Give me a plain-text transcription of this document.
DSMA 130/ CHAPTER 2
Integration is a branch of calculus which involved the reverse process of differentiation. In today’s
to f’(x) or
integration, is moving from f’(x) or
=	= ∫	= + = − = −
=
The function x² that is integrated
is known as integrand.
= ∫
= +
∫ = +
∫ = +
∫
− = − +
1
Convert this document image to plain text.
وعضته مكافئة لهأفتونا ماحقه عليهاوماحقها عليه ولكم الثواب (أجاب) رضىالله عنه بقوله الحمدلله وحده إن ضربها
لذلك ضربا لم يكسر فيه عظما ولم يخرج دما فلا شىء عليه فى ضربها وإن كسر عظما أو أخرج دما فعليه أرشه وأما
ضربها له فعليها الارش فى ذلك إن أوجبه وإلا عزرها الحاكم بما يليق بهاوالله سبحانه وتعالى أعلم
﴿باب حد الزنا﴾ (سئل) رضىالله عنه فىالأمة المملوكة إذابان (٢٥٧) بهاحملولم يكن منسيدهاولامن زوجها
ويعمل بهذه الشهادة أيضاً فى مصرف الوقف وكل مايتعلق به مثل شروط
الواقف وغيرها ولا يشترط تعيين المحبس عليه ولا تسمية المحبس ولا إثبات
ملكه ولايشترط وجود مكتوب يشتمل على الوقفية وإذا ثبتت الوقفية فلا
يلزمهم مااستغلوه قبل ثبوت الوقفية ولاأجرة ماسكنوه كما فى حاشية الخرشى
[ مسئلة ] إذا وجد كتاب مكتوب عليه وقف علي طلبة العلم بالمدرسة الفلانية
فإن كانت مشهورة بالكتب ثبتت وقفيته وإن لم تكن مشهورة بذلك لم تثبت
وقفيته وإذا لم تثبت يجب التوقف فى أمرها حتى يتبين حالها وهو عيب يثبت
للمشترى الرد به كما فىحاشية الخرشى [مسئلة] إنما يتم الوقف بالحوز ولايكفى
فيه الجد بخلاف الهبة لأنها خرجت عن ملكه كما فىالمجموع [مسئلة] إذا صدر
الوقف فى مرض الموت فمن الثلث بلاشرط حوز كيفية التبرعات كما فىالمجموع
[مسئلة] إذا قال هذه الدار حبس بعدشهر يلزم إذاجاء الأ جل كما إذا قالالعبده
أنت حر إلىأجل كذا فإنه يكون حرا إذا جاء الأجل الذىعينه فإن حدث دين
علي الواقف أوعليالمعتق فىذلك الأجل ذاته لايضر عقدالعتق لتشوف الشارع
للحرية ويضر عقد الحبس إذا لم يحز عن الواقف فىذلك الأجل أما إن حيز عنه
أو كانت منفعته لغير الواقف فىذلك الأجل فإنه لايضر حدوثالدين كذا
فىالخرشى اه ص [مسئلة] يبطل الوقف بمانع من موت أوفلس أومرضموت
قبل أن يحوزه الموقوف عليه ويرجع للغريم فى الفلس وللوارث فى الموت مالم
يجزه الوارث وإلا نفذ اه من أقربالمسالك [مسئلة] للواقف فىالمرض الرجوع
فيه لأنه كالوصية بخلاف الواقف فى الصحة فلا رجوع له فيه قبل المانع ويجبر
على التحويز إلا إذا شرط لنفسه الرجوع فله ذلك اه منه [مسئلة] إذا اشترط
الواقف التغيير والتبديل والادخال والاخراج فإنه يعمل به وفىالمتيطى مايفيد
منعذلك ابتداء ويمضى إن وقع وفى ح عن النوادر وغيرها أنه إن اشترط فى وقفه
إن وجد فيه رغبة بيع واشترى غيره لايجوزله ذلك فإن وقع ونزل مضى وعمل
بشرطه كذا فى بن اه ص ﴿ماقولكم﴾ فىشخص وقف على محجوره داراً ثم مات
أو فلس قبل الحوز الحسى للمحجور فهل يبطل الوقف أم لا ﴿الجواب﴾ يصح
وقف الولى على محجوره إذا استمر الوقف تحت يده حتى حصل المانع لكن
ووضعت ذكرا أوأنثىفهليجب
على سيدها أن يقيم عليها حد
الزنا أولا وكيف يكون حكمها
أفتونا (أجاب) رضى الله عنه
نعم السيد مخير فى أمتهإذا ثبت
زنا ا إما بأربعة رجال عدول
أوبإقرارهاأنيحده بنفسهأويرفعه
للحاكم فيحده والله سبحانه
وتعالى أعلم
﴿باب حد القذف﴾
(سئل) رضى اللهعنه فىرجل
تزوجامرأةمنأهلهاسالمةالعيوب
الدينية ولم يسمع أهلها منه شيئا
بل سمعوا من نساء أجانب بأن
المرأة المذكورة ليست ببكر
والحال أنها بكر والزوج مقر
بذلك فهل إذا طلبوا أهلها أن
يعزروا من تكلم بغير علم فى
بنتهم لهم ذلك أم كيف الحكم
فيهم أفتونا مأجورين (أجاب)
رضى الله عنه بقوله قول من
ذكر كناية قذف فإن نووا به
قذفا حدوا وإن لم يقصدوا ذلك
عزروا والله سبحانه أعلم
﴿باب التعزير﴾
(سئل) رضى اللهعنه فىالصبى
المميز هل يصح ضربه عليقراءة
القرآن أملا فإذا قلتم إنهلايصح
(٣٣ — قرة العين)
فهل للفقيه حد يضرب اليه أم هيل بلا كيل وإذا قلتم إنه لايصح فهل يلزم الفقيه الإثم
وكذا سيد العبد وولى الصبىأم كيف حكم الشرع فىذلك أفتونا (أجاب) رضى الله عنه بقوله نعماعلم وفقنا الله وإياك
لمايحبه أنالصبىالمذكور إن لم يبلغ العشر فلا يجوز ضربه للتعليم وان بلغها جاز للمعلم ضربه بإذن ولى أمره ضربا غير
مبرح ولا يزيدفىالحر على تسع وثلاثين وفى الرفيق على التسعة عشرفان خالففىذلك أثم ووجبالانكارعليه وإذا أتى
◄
· · · ·
§ **What is required**
Extract the full listing above without alteration.

§ **Task output**
Give me a plain-text transcription of this document.
DSMA 130/ CHAPTER 2
Integration is a branch of calculus which involved the reverse process of differentiation. In today’s
to f’(x) or
integration, is moving from f’(x) or
=	= ∫	= + = − = −
=
The function x² that is integrated
is known as integrand.
= ∫
= +
∫ = +
∫ = +
∫
− = − +
1
Convert this document image to plain text.
وعضته مكافئة لهأفتونا ماحقه عليهاوماحقها عليه ولكم الثواب (أجاب) رضىالله عنه بقوله الحمدلله وحده إن ضربها
لذلك ضربا لم يكسر فيه عظما ولم يخرج دما فلا شىء عليه فى ضربها وإن كسر عظما أو أخرج دما فعليه أرشه وأما
ضربها له فعليها الارش فى ذلك إن أوجبه وإلا عزرها الحاكم بما يليق بهاوالله سبحانه وتعالى أعلم
﴿باب حد الزنا﴾ (سئل) رضىالله عنه فىالأمة المملوكة إذابان (٢٥٧) بهاحملولم يكن منسيدهاولامن زوجها
ويعمل بهذه الشهادة أيضاً فى مصرف الوقف وكل مايتعلق به مثل شروط
الواقف وغيرها ولا يشترط تعيين المحبس عليه ولا تسمية المحبس ولا إثبات
ملكه ولايشترط وجود مكتوب يشتمل على الوقفية وإذا ثبتت الوقفية فلا
يلزمهم مااستغلوه قبل ثبوت الوقفية ولاأجرة ماسكنوه كما فى حاشية الخرشى
[ مسئلة ] إذا وجد كتاب مكتوب عليه وقف علي طلبة العلم بالمدرسة الفلانية
فإن كانت مشهورة بالكتب ثبتت وقفيته وإن لم تكن مشهورة بذلك لم تثبت
وقفيته وإذا لم تثبت يجب التوقف فى أمرها حتى يتبين حالها وهو عيب يثبت
للمشترى الرد به كما فىحاشية الخرشى [مسئلة] إنما يتم الوقف بالحوز ولايكفى
فيه الجد بخلاف الهبة لأنها خرجت عن ملكه كما فىالمجموع [مسئلة] إذا صدر
الوقف فى مرض الموت فمن الثلث بلاشرط حوز كيفية التبرعات كما فىالمجموع
[مسئلة] إذا قال هذه الدار حبس بعدشهر يلزم إذاجاء الأ جل كما إذا قالالعبده
أنت حر إلىأجل كذا فإنه يكون حرا إذا جاء الأجل الذىعينه فإن حدث دين
علي الواقف أوعليالمعتق فىذلك الأجل ذاته لايضر عقدالعتق لتشوف الشارع
للحرية ويضر عقد الحبس إذا لم يحز عن الواقف فىذلك الأجل أما إن حيز عنه
أو كانت منفعته لغير الواقف فىذلك الأجل فإنه لايضر حدوثالدين كذا
فىالخرشى اه ص [مسئلة] يبطل الوقف بمانع من موت أوفلس أومرضموت
قبل أن يحوزه الموقوف عليه ويرجع للغريم فى الفلس وللوارث فى الموت مالم
يجزه الوارث وإلا نفذ اه من أقربالمسالك [مسئلة] للواقف فىالمرض الرجوع
فيه لأنه كالوصية بخلاف الواقف فى الصحة فلا رجوع له فيه قبل المانع ويجبر
على التحويز إلا إذا شرط لنفسه الرجوع فله ذلك اه منه [مسئلة] إذا اشترط
الواقف التغيير والتبديل والادخال والاخراج فإنه يعمل به وفىالمتيطى مايفيد
منعذلك ابتداء ويمضى إن وقع وفى ح عن النوادر وغيرها أنه إن اشترط فى وقفه
إن وجد فيه رغبة بيع واشترى غيره لايجوزله ذلك فإن وقع ونزل مضى وعمل
بشرطه كذا فى بن اه ص ﴿ماقولكم﴾ فىشخص وقف على محجوره داراً ثم مات
أو فلس قبل الحوز الحسى للمحجور فهل يبطل الوقف أم لا ﴿الجواب﴾ يصح
وقف الولى على محجوره إذا استمر الوقف تحت يده حتى حصل المانع لكن
ووضعت ذكرا أوأنثىفهليجب
على سيدها أن يقيم عليها حد
الزنا أولا وكيف يكون حكمها
أفتونا (أجاب) رضى الله عنه
نعم السيد مخير فى أمتهإذا ثبت
زنا ا إما بأربعة رجال عدول
أوبإقرارهاأنيحده بنفسهأويرفعه
للحاكم فيحده والله سبحانه
وتعالى أعلم
﴿باب حد القذف﴾
(سئل) رضى اللهعنه فىرجل
تزوجامرأةمنأهلهاسالمةالعيوب
الدينية ولم يسمع أهلها منه شيئا
بل سمعوا من نساء أجانب بأن
المرأة المذكورة ليست ببكر
والحال أنها بكر والزوج مقر
بذلك فهل إذا طلبوا أهلها أن
يعزروا من تكلم بغير علم فى
بنتهم لهم ذلك أم كيف الحكم
فيهم أفتونا مأجورين (أجاب)
رضى الله عنه بقوله قول من
ذكر كناية قذف فإن نووا به
قذفا حدوا وإن لم يقصدوا ذلك
عزروا والله سبحانه أعلم
﴿باب التعزير﴾
(سئل) رضى اللهعنه فىالصبى
المميز هل يصح ضربه عليقراءة
القرآن أملا فإذا قلتم إنهلايصح
(٣٣ — قرة العين)
فهل للفقيه حد يضرب اليه أم هيل بلا كيل وإذا قلتم إنه لايصح فهل يلزم الفقيه الإثم
وكذا سيد العبد وولى الصبىأم كيف حكم الشرع فىذلك أفتونا (أجاب) رضى الله عنه بقوله نعماعلم وفقنا الله وإياك
لمايحبه أنالصبىالمذكور إن لم يبلغ العشر فلا يجوز ضربه للتعليم وان بلغها جاز للمعلم ضربه بإذن ولى أمره ضربا غير
مبرح ولا يزيدفىالحر على تسع وثلاثين وفى الرفيق على التسعة عشرفان خالففىذلك أثم ووجبالانكارعليه وإذا أتى
◄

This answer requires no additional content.